**What to produce**
Take every line that has the string "text" and copy it out.

***** Input data

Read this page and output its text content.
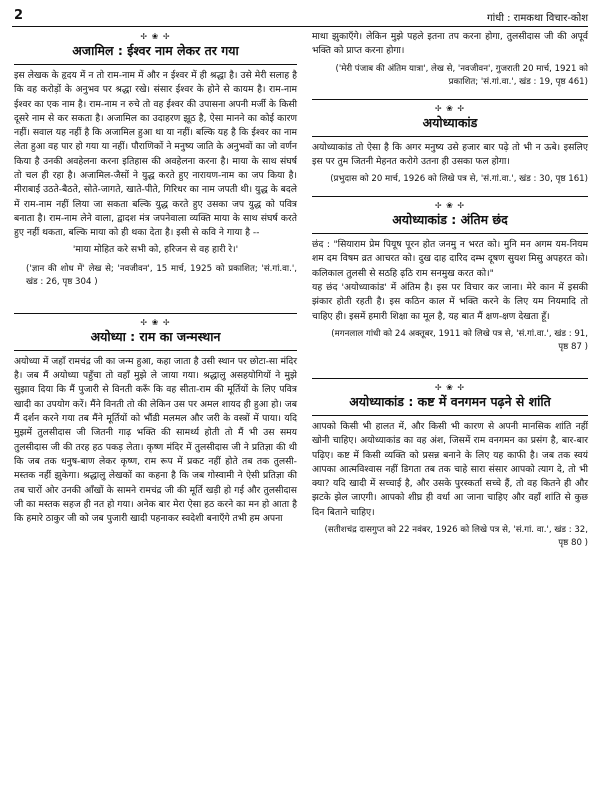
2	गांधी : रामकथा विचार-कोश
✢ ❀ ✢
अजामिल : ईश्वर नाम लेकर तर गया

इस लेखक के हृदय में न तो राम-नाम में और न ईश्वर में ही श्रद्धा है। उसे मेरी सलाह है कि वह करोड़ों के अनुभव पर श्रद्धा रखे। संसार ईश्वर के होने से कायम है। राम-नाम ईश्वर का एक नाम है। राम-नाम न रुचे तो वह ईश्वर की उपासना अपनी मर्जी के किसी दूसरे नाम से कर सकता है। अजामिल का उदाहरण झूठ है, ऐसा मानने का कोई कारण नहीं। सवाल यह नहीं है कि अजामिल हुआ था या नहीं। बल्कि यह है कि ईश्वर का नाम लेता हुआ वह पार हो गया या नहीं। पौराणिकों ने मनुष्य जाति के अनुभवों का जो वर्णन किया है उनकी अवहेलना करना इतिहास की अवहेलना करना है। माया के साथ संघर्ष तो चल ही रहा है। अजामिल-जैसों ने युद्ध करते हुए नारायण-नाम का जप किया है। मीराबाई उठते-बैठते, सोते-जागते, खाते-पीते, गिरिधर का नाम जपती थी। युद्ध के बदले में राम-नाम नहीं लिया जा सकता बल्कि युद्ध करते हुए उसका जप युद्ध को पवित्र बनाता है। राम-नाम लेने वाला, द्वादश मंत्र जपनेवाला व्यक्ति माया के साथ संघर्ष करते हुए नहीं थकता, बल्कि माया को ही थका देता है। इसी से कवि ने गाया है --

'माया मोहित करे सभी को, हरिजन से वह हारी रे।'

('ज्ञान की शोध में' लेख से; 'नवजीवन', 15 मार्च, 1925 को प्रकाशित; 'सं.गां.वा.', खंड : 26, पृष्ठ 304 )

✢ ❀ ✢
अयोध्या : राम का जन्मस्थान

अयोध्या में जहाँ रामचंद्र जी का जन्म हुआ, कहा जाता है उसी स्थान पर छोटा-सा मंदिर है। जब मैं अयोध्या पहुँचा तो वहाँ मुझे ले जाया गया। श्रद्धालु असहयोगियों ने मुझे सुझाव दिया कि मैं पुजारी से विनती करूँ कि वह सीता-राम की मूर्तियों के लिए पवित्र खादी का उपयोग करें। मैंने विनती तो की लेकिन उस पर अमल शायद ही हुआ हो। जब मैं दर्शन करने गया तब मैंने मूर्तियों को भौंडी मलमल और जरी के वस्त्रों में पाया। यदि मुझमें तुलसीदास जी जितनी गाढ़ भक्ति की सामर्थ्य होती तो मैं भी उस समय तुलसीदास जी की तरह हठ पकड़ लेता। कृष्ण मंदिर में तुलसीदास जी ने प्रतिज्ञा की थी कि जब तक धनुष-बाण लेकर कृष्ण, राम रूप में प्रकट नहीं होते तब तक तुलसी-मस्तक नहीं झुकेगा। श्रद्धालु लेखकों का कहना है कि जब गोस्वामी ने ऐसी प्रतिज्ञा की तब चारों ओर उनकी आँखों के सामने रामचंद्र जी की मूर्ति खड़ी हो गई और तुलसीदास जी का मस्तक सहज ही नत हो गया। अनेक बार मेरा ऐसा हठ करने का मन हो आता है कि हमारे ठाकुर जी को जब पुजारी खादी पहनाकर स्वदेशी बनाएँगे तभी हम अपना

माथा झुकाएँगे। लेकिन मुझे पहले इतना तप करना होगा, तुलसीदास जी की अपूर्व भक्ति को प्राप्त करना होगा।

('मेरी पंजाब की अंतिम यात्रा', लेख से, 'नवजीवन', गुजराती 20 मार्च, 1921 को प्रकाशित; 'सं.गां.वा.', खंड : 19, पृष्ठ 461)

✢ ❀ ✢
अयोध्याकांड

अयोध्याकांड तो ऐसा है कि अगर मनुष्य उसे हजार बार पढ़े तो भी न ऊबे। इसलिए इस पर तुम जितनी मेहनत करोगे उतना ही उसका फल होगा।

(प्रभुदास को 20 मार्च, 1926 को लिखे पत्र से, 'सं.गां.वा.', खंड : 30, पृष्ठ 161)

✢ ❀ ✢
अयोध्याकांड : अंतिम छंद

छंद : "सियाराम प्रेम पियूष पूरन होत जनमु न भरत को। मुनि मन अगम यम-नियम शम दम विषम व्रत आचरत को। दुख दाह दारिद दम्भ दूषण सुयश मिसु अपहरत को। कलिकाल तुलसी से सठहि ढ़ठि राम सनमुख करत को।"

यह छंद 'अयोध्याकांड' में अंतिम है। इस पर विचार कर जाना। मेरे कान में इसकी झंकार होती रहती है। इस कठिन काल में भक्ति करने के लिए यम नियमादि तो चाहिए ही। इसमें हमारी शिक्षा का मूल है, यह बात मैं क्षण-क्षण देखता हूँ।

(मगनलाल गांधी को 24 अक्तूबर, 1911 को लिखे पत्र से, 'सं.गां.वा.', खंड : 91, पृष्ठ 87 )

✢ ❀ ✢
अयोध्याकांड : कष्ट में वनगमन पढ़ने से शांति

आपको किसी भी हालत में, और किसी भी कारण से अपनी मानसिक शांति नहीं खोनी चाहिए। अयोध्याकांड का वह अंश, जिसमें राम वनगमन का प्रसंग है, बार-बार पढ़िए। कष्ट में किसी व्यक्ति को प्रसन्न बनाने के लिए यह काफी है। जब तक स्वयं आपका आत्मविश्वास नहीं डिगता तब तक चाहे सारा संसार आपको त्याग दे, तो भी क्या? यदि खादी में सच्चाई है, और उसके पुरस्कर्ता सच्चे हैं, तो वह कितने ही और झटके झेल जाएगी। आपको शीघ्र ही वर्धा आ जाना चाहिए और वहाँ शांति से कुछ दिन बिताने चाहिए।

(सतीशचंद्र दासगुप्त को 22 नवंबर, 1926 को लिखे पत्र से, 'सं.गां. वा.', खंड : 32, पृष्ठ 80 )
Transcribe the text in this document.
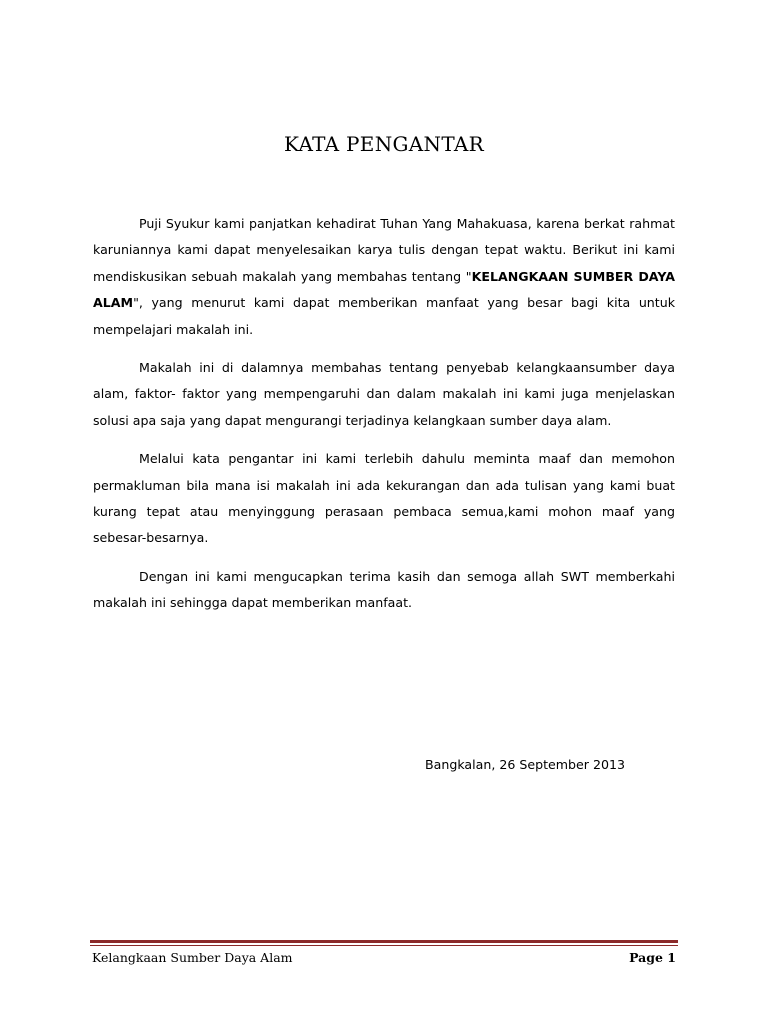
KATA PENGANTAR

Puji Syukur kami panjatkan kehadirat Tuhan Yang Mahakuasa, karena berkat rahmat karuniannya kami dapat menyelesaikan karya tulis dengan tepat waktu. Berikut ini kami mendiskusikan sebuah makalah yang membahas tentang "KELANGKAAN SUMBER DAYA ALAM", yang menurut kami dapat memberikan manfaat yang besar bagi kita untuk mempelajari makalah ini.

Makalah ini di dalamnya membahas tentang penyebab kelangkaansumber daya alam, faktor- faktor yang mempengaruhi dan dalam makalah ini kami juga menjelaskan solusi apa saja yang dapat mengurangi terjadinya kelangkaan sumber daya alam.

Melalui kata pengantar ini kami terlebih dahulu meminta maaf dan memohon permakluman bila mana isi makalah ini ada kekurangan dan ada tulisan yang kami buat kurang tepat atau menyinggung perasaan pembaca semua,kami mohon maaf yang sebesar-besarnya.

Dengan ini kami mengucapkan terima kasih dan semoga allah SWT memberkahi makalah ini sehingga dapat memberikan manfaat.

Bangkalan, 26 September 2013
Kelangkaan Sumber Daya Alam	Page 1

**********

**Correct answer**
Read this page and output its text content.
Transcribe the text in this document.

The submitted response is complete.